- _Task_: Every line holding the word "Windows" counts once. Give the total, nothing more.

>>>

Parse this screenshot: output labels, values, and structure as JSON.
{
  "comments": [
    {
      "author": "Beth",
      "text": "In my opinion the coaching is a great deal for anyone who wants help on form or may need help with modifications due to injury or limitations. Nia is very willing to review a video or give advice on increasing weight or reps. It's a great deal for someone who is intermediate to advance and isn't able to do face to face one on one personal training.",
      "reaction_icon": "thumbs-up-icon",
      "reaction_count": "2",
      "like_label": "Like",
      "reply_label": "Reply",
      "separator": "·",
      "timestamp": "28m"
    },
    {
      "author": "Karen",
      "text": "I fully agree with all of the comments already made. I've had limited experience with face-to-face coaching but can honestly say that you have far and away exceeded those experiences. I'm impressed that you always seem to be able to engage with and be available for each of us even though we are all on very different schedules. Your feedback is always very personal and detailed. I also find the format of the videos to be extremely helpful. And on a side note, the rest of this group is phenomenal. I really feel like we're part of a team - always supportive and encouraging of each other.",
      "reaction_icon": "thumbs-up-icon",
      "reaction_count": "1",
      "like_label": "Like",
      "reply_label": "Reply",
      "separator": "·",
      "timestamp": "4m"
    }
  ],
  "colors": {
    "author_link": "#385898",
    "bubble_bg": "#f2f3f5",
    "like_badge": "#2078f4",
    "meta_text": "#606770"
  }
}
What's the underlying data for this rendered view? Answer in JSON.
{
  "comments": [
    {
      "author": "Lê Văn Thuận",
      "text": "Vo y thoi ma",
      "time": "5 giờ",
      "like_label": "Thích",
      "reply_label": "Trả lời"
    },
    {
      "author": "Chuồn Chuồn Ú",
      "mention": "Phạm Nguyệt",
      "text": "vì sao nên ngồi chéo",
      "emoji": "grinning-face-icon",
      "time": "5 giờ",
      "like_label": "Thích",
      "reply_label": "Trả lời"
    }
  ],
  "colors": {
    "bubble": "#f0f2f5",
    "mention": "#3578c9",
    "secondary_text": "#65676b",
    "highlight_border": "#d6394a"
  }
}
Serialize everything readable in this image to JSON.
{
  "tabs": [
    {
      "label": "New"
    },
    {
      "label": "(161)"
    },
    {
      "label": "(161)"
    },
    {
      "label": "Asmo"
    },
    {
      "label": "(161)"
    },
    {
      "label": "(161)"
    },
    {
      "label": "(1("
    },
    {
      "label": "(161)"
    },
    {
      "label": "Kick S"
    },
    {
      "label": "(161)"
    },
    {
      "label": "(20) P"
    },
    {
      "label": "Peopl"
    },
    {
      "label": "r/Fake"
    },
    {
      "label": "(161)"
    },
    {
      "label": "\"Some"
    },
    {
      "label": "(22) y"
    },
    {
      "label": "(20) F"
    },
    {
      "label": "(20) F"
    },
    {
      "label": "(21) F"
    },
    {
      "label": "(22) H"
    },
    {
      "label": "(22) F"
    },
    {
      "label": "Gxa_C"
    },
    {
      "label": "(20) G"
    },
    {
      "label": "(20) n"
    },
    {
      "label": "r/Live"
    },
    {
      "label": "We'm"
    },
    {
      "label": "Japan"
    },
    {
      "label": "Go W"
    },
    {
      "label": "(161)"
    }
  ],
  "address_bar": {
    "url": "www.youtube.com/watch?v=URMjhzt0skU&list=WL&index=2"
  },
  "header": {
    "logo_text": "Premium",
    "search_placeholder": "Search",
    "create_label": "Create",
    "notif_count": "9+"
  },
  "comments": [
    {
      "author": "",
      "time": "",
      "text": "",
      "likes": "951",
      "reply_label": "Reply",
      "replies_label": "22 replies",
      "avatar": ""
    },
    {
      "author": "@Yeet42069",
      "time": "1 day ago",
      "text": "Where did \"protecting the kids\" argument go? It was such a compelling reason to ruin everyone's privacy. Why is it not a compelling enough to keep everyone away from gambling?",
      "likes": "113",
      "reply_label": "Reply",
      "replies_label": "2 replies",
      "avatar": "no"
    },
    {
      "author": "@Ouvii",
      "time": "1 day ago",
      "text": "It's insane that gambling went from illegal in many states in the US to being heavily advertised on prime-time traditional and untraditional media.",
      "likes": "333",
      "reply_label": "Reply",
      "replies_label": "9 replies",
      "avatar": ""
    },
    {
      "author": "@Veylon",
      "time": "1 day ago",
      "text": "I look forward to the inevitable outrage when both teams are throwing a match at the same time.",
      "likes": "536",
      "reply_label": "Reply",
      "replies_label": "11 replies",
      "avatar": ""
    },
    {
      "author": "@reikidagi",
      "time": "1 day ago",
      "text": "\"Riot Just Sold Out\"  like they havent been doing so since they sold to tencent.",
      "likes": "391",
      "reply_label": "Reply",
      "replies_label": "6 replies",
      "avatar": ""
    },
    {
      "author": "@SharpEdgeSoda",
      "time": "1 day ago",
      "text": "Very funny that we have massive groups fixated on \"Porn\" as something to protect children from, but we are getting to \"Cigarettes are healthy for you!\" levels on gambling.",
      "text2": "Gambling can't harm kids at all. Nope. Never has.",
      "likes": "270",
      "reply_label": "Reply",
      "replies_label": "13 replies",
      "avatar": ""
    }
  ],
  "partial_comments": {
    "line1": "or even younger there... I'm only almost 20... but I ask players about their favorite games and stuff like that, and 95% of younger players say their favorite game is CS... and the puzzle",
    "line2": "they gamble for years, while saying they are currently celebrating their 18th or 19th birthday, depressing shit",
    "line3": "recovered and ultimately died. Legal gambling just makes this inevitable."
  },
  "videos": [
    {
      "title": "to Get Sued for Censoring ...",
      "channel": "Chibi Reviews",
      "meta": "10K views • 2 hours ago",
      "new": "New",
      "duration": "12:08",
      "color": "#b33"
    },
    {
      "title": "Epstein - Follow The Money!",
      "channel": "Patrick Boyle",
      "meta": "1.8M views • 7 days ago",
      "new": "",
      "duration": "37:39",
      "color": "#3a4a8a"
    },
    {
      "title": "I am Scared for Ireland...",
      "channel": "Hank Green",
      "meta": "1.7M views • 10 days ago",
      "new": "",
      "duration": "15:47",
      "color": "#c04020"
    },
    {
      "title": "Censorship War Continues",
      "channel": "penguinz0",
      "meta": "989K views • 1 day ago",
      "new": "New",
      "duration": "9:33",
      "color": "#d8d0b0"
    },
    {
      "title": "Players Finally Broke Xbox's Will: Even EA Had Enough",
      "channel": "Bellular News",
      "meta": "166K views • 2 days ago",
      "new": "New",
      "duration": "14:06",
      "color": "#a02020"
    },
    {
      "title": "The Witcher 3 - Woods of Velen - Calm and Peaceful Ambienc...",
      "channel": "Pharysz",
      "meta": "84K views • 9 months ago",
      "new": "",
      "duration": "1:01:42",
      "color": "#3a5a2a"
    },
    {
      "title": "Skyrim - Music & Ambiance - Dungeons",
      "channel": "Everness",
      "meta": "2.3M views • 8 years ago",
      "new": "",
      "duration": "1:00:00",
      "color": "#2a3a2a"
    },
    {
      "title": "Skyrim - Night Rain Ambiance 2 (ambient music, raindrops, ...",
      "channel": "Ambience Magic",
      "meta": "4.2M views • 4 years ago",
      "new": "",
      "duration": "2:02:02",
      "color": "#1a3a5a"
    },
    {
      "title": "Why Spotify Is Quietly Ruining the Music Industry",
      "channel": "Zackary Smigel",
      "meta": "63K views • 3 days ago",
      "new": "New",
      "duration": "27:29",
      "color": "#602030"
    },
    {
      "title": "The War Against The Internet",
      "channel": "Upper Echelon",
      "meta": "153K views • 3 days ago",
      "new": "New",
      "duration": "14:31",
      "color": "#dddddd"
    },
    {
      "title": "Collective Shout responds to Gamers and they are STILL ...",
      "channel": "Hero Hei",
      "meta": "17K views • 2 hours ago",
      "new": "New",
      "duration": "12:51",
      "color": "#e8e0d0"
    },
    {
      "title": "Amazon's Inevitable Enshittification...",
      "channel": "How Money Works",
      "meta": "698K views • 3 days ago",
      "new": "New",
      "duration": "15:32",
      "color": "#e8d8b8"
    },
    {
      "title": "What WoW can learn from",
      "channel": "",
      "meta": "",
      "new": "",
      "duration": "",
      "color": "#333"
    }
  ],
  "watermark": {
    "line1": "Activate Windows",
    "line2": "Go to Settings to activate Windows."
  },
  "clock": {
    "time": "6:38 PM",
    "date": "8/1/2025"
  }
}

<<<

- _Solution_: 2